WHAT YOU HAVE TO DO: Look through the data below. Collect every line where the word "CMDR" occurs.

DATA FOR THE TASK:

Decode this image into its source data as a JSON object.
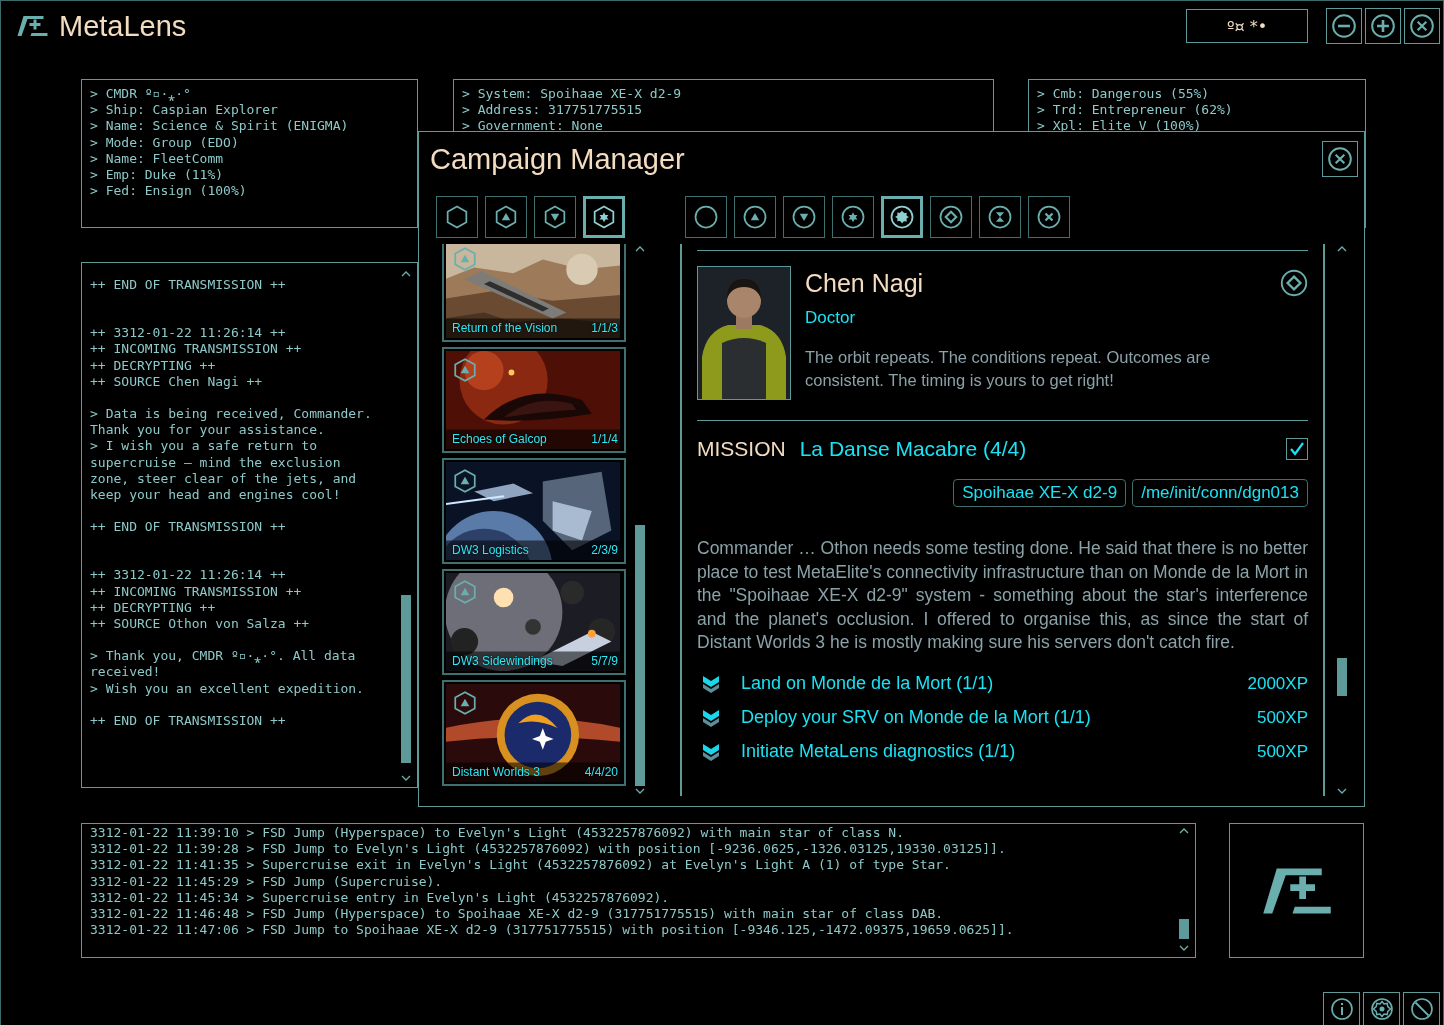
{
  "app": {
    "title": "MetaLens",
    "status": "º¤ *•"
  },
  "commander_panel": {
    "lines": [
      "> CMDR º▫·⁎·°",
      "> Ship: Caspian Explorer",
      "> Name: Science & Spirit (ENIGMA)",
      "> Mode: Group (EDO)",
      "> Name: FleetComm",
      "> Emp: Duke (11%)",
      "> Fed: Ensign (100%)"
    ]
  },
  "system_panel": {
    "lines": [
      "> System: Spoihaae XE-X d2-9",
      "> Address: 317751775515",
      "> Government: None"
    ]
  },
  "ranks_panel": {
    "lines": [
      "> Cmb: Dangerous (55%)",
      "> Trd: Entrepreneur (62%)",
      "> Xpl: Elite V (100%)"
    ]
  },
  "transmission_log": {
    "groups": [
      {
        "kind": "trailer",
        "lines": [
          "++ END OF TRANSMISSION ++"
        ]
      },
      {
        "kind": "header",
        "lines": [
          "++ 3312-01-22 11:26:14 ++",
          "++ INCOMING TRANSMISSION ++",
          "++ DECRYPTING ++",
          "++ SOURCE Chen Nagi ++"
        ]
      },
      {
        "kind": "body",
        "lines": [
          "> Data is being received, Commander. Thank you for your assistance.",
          "> I wish you a safe return to supercruise – mind the exclusion zone, steer clear of the jets, and keep your head and engines cool!"
        ]
      },
      {
        "kind": "trailer",
        "lines": [
          "++ END OF TRANSMISSION ++"
        ]
      },
      {
        "kind": "header",
        "lines": [
          "++ 3312-01-22 11:26:14 ++",
          "++ INCOMING TRANSMISSION ++",
          "++ DECRYPTING ++",
          "++ SOURCE Othon von Salza ++"
        ]
      },
      {
        "kind": "body",
        "lines": [
          "> Thank you, CMDR º▫·⁎·°. All data received!",
          "> Wish you an excellent expedition."
        ]
      },
      {
        "kind": "trailer",
        "lines": [
          "++ END OF TRANSMISSION ++"
        ]
      }
    ]
  },
  "event_log": {
    "lines": [
      "3312-01-22 11:39:10 > FSD Jump (Hyperspace) to Evelyn's Light (4532257876092) with main star of class N.",
      "3312-01-22 11:39:28 > FSD Jump to Evelyn's Light (4532257876092) with position [-9236.0625,-1326.03125,19330.03125]].",
      "3312-01-22 11:41:35 > Supercruise exit in Evelyn's Light (4532257876092) at Evelyn's Light A (1) of type Star.",
      "3312-01-22 11:45:29 > FSD Jump (Supercruise).",
      "3312-01-22 11:45:34 > Supercruise entry in Evelyn's Light (4532257876092).",
      "3312-01-22 11:46:48 > FSD Jump (Hyperspace) to Spoihaae XE-X d2-9 (317751775515) with main star of class DAB.",
      "3312-01-22 11:47:06 > FSD Jump to Spoihaae XE-X d2-9 (317751775515) with position [-9346.125,-1472.09375,19659.0625]]."
    ]
  },
  "campaign_manager": {
    "title": "Campaign Manager",
    "campaign_filters": [
      {
        "kind": "hexagon",
        "selected": false
      },
      {
        "kind": "hex-up",
        "selected": false
      },
      {
        "kind": "hex-down",
        "selected": false
      },
      {
        "kind": "hex-star",
        "selected": true
      }
    ],
    "mission_filters": [
      {
        "kind": "circle",
        "selected": false
      },
      {
        "kind": "circle-up",
        "selected": false
      },
      {
        "kind": "circle-down",
        "selected": false
      },
      {
        "kind": "circle-star",
        "selected": false
      },
      {
        "kind": "circle-gear",
        "selected": true
      },
      {
        "kind": "circle-diamond",
        "selected": false
      },
      {
        "kind": "circle-hourglass",
        "selected": false
      },
      {
        "kind": "circle-x",
        "selected": false
      }
    ],
    "campaigns": [
      {
        "title": "Return of the Vision",
        "counts": "1/1/3"
      },
      {
        "title": "Echoes of Galcop",
        "counts": "1/1/4"
      },
      {
        "title": "DW3 Logistics",
        "counts": "2/3/9"
      },
      {
        "title": "DW3 Sidewindings",
        "counts": "5/7/9"
      },
      {
        "title": "Distant Worlds 3",
        "counts": "4/4/20"
      }
    ],
    "contact": {
      "name": "Chen Nagi",
      "role": "Doctor",
      "quote": "The orbit repeats. The conditions repeat. Outcomes are consistent. The timing is yours to get right!"
    },
    "mission": {
      "label": "MISSION",
      "title": "La Danse Macabre (4/4)",
      "completed": true,
      "tags": [
        "Spoihaae XE-X d2-9",
        "/me/init/conn/dgn013"
      ],
      "description": "Commander … Othon needs some testing done. He said that there is no better place to test MetaElite's connectivity infrastructure than on Monde de la Mort in the \"Spoihaae XE-X d2-9\" system - something about the star's interference and the planet's occlusion. I offered to organise this, as since the start of Distant Worlds 3 he is mostly making sure his servers don't catch fire.",
      "objectives": [
        {
          "text": "Land on Monde de la Mort (1/1)",
          "xp": "2000XP"
        },
        {
          "text": "Deploy your SRV on Monde de la Mort (1/1)",
          "xp": "500XP"
        },
        {
          "text": "Initiate MetaLens diagnostics (1/1)",
          "xp": "500XP"
        }
      ]
    }
  }
}
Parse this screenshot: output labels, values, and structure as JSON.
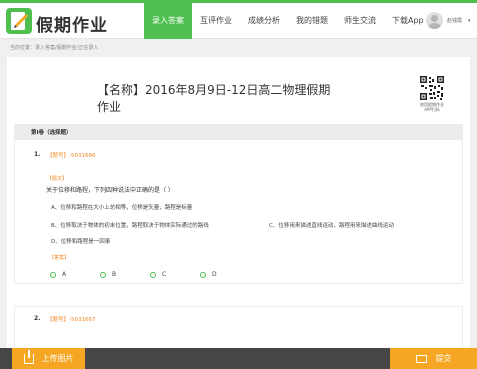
{
  "header": {
    "brand": "假期作业",
    "nav": [
      {
        "label": "录入答案",
        "active": true
      },
      {
        "label": "互评作业",
        "active": false
      },
      {
        "label": "成绩分析",
        "active": false
      },
      {
        "label": "我的错题",
        "active": false
      },
      {
        "label": "师生交流",
        "active": false
      },
      {
        "label": "下载App",
        "active": false
      }
    ],
    "username": "赵钱霞"
  },
  "breadcrumb": "当前位置：录入答案/假期作业/正在录入",
  "page": {
    "title": "【名称】2016年8月9日-12日高二物理假期作业",
    "qr_caption_line1": "使用假期作业",
    "qr_caption_line2": "APP扫码"
  },
  "section": {
    "label": "第I卷（选择题）"
  },
  "questions": [
    {
      "number": "1.",
      "id_text": "【题号】-5031666",
      "stem_tag": "【题文】",
      "stem": "关于位移和路程，下列四种说法中正确的是（   ）",
      "options": [
        "A、位移和路程在大小上总相等，位移是矢量，路程是标量",
        "B、位移取决于物体的初末位置，路程取决于物体实际通过的路线",
        "C、位移用来描述直线运动，路程用来描述曲线运动",
        "D、位移和路程是一回事"
      ],
      "answer_tag": "【答案】",
      "choices": [
        "A",
        "B",
        "C",
        "D"
      ]
    },
    {
      "number": "2.",
      "id_text": "【题号】-5031667"
    }
  ],
  "footer": {
    "upload_label": "上传图片",
    "submit_label": "提交"
  },
  "colors": {
    "accent": "#4fc04f",
    "orange": "#f5a623",
    "tag": "#f08a24"
  }
}
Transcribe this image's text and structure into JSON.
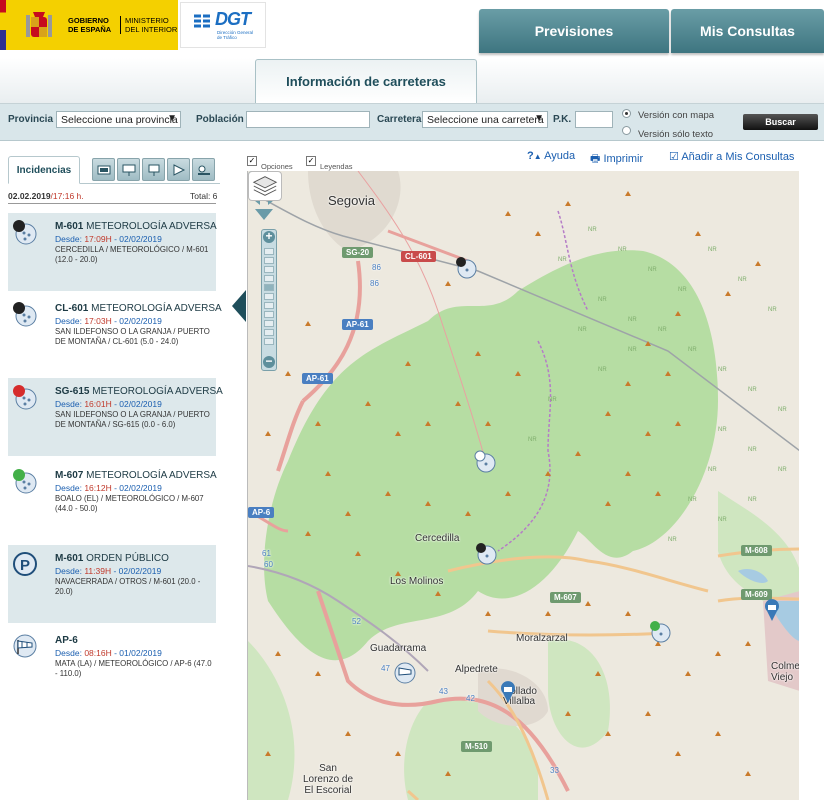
{
  "header": {
    "gob_line1": "GOBIERNO",
    "gob_line2": "DE ESPAÑA",
    "min_line1": "MINISTERIO",
    "min_line2": "DEL INTERIOR",
    "dgt_logo": "DGT",
    "dgt_sub1": "Dirección General",
    "dgt_sub2": "de Tráfico",
    "tabs": [
      "Previsiones",
      "Mis Consultas"
    ],
    "active_tab": "Información de carreteras"
  },
  "search": {
    "provincia_label": "Provincia",
    "provincia_value": "Seleccione una provincia",
    "poblacion_label": "Población",
    "poblacion_value": "",
    "carretera_label": "Carretera",
    "carretera_value": "Seleccione una carretera",
    "pk_label": "P.K.",
    "pk_value": "",
    "mode_map": "Versión con mapa",
    "mode_text": "Versión sólo texto",
    "selected_mode": "map",
    "search_button": "Buscar"
  },
  "panel": {
    "tab_label": "Incidencias",
    "tab_icons": [
      "camera-icon",
      "traffic-panel-icon",
      "sign-icon",
      "radar-icon",
      "weather-icon"
    ],
    "date": "02.02.2019",
    "time": "/17:16 h.",
    "total": "Total: 6",
    "incidents": [
      {
        "road": "M-601",
        "type": "METEOROLOGÍA ADVERSA",
        "desde": "Desde:",
        "hour": "17:09H",
        "date": "- 02/02/2019",
        "detail": "CERCEDILLA / METEOROLÓGICO / M-601 (12.0 - 20.0)",
        "icon": "weather-black-icon"
      },
      {
        "road": "CL-601",
        "type": "METEOROLOGÍA ADVERSA",
        "desde": "Desde:",
        "hour": "17:03H",
        "date": "- 02/02/2019",
        "detail": "SAN ILDEFONSO O LA GRANJA / PUERTO DE MONTAÑA / CL-601 (5.0 - 24.0)",
        "icon": "weather-black-icon"
      },
      {
        "road": "SG-615",
        "type": "METEOROLOGÍA ADVERSA",
        "desde": "Desde:",
        "hour": "16:01H",
        "date": "- 02/02/2019",
        "detail": "SAN ILDEFONSO O LA GRANJA / PUERTO DE MONTAÑA / SG-615 (0.0 - 6.0)",
        "icon": "weather-red-icon"
      },
      {
        "road": "M-607",
        "type": "METEOROLOGÍA ADVERSA",
        "desde": "Desde:",
        "hour": "16:12H",
        "date": "- 02/02/2019",
        "detail": "BOALO (EL) / METEOROLÓGICO / M-607 (44.0 - 50.0)",
        "icon": "weather-green-icon"
      },
      {
        "road": "M-601",
        "type": "ORDEN PÚBLICO",
        "desde": "Desde:",
        "hour": "11:39H",
        "date": "- 02/02/2019",
        "detail": "NAVACERRADA / OTROS / M-601 (20.0 - 20.0)",
        "icon": "parking-icon"
      },
      {
        "road": "AP-6",
        "type": "",
        "desde": "Desde:",
        "hour": "08:16H",
        "date": "- 01/02/2019",
        "detail": "MATA (LA) / METEOROLÓGICO / AP-6 (47.0 - 110.0)",
        "icon": "windsock-icon"
      }
    ]
  },
  "map_tools": {
    "opciones": "Opciones",
    "leyendas": "Leyendas",
    "ayuda": "Ayuda",
    "imprimir": "Imprimir",
    "anadir": "Añadir a Mis Consultas"
  },
  "map": {
    "places": [
      "Segovia",
      "Cercedilla",
      "Los Molinos",
      "Guadarrama",
      "Alpedrete",
      "Moralzarzal",
      "Collado Villalba",
      "San Lorenzo de El Escorial",
      "Colmenar Viejo"
    ],
    "roads": [
      "CL-601",
      "SG-20",
      "AP-61",
      "M-607",
      "M-608",
      "M-609",
      "M-510",
      "AP-6"
    ],
    "nr_label": "NR",
    "km_labels": [
      "86",
      "86",
      "61",
      "60",
      "52",
      "47",
      "43",
      "42",
      "33"
    ]
  },
  "colors": {
    "header_tab": "#3e7580",
    "panel_blue": "#1f4e5b",
    "hour_red": "#c0392b",
    "map_forest": "#b6dda3",
    "road_red": "#e8a19c"
  }
}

OUTPUT BELOW:
      "> CMDR º▫·⁎·°",
          "> Thank you, CMDR º▫·⁎·°. All data received!",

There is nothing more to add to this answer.